Every record must appear in your copy exactly as written, with no pictures.
= = = = = = =
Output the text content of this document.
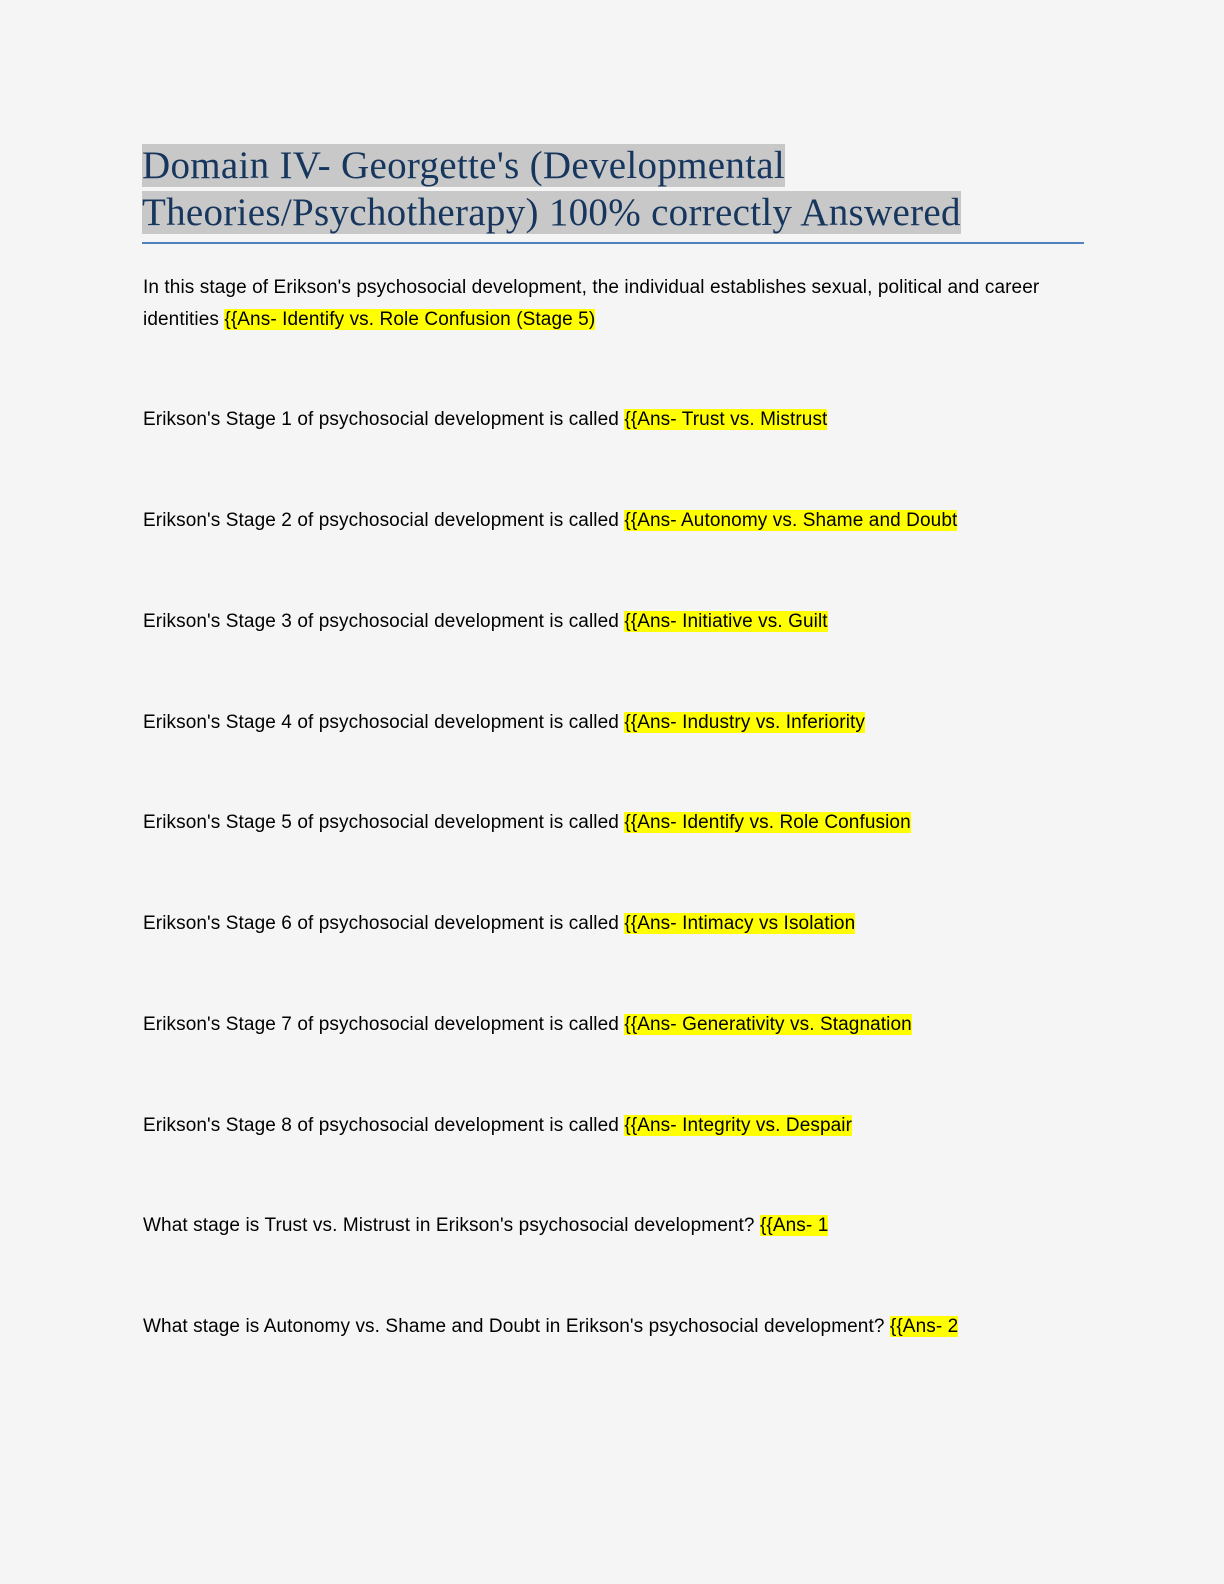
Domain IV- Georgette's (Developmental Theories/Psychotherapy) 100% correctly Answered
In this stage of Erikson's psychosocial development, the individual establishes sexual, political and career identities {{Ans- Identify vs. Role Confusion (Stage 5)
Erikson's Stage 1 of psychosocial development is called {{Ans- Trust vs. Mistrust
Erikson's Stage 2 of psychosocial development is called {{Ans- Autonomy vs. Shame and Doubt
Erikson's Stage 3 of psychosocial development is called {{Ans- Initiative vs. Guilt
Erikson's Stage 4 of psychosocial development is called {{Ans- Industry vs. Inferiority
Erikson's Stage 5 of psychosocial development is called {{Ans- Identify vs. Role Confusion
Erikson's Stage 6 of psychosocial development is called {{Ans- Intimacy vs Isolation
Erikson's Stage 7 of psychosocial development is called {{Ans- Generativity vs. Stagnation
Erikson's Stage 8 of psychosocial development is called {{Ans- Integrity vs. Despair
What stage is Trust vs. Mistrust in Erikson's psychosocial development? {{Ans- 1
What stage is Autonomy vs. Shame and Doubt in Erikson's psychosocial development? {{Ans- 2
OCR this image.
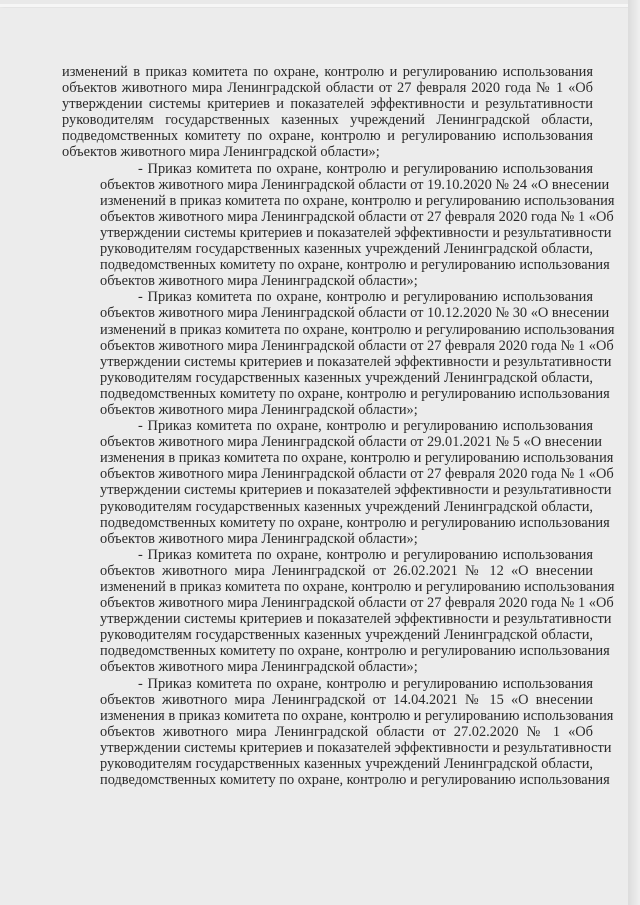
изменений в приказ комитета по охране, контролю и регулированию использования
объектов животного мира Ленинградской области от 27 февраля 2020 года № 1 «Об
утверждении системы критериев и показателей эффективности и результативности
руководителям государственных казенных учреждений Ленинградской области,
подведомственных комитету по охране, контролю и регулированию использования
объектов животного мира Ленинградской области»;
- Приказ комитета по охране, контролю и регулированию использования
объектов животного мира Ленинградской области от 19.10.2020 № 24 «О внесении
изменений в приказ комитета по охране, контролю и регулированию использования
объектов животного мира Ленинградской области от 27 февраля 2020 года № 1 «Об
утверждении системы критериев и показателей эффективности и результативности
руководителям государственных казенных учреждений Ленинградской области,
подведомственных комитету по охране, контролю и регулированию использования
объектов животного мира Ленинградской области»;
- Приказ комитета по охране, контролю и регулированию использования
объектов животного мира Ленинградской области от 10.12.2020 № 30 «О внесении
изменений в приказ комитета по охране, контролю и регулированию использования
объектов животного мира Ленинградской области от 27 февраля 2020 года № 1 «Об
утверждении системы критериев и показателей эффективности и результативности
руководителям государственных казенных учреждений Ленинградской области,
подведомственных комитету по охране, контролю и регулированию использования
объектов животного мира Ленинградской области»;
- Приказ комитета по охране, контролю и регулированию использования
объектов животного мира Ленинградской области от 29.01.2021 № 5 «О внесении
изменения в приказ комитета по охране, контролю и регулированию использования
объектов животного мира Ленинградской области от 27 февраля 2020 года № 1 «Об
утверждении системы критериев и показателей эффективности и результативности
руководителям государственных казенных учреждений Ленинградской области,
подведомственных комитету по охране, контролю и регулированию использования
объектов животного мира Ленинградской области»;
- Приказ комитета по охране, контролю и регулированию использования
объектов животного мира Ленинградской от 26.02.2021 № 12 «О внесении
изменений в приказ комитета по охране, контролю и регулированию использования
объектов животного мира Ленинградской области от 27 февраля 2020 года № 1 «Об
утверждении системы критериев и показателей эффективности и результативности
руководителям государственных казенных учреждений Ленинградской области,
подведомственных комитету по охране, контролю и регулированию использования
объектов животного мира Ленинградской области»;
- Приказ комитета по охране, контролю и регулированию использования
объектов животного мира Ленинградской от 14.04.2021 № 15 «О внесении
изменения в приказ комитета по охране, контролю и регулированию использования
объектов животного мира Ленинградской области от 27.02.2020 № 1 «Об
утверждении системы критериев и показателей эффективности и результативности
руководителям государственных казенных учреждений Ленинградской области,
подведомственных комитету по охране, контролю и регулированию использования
= = = = = = =
_Response to this exercise_:
Output the text content of this document.
Domain IV- Georgette's (Developmental Theories/Psychotherapy) 100% correctly Answered
In this stage of Erikson's psychosocial development, the individual establishes sexual, political and career identities {{Ans- Identify vs. Role Confusion (Stage 5)
Erikson's Stage 1 of psychosocial development is called {{Ans- Trust vs. Mistrust
Erikson's Stage 2 of psychosocial development is called {{Ans- Autonomy vs. Shame and Doubt
Erikson's Stage 3 of psychosocial development is called {{Ans- Initiative vs. Guilt
Erikson's Stage 4 of psychosocial development is called {{Ans- Industry vs. Inferiority
Erikson's Stage 5 of psychosocial development is called {{Ans- Identify vs. Role Confusion
Erikson's Stage 6 of psychosocial development is called {{Ans- Intimacy vs Isolation
Erikson's Stage 7 of psychosocial development is called {{Ans- Generativity vs. Stagnation
Erikson's Stage 8 of psychosocial development is called {{Ans- Integrity vs. Despair
What stage is Trust vs. Mistrust in Erikson's psychosocial development? {{Ans- 1
What stage is Autonomy vs. Shame and Doubt in Erikson's psychosocial development? {{Ans- 2
OCR this image.
изменений в приказ комитета по охране, контролю и регулированию использования
объектов животного мира Ленинградской области от 27 февраля 2020 года № 1 «Об
утверждении системы критериев и показателей эффективности и результативности
руководителям государственных казенных учреждений Ленинградской области,
подведомственных комитету по охране, контролю и регулированию использования
объектов животного мира Ленинградской области»;
- Приказ комитета по охране, контролю и регулированию использования
объектов животного мира Ленинградской области от 19.10.2020 № 24 «О внесении
изменений в приказ комитета по охране, контролю и регулированию использования
объектов животного мира Ленинградской области от 27 февраля 2020 года № 1 «Об
утверждении системы критериев и показателей эффективности и результативности
руководителям государственных казенных учреждений Ленинградской области,
подведомственных комитету по охране, контролю и регулированию использования
объектов животного мира Ленинградской области»;
- Приказ комитета по охране, контролю и регулированию использования
объектов животного мира Ленинградской области от 10.12.2020 № 30 «О внесении
изменений в приказ комитета по охране, контролю и регулированию использования
объектов животного мира Ленинградской области от 27 февраля 2020 года № 1 «Об
утверждении системы критериев и показателей эффективности и результативности
руководителям государственных казенных учреждений Ленинградской области,
подведомственных комитету по охране, контролю и регулированию использования
объектов животного мира Ленинградской области»;
- Приказ комитета по охране, контролю и регулированию использования
объектов животного мира Ленинградской области от 29.01.2021 № 5 «О внесении
изменения в приказ комитета по охране, контролю и регулированию использования
объектов животного мира Ленинградской области от 27 февраля 2020 года № 1 «Об
утверждении системы критериев и показателей эффективности и результативности
руководителям государственных казенных учреждений Ленинградской области,
подведомственных комитету по охране, контролю и регулированию использования
объектов животного мира Ленинградской области»;
- Приказ комитета по охране, контролю и регулированию использования
объектов животного мира Ленинградской от 26.02.2021 № 12 «О внесении
изменений в приказ комитета по охране, контролю и регулированию использования
объектов животного мира Ленинградской области от 27 февраля 2020 года № 1 «Об
утверждении системы критериев и показателей эффективности и результативности
руководителям государственных казенных учреждений Ленинградской области,
подведомственных комитету по охране, контролю и регулированию использования
объектов животного мира Ленинградской области»;
- Приказ комитета по охране, контролю и регулированию использования
объектов животного мира Ленинградской от 14.04.2021 № 15 «О внесении
изменения в приказ комитета по охране, контролю и регулированию использования
объектов животного мира Ленинградской области от 27.02.2020 № 1 «Об
утверждении системы критериев и показателей эффективности и результативности
руководителям государственных казенных учреждений Ленинградской области,
подведомственных комитету по охране, контролю и регулированию использования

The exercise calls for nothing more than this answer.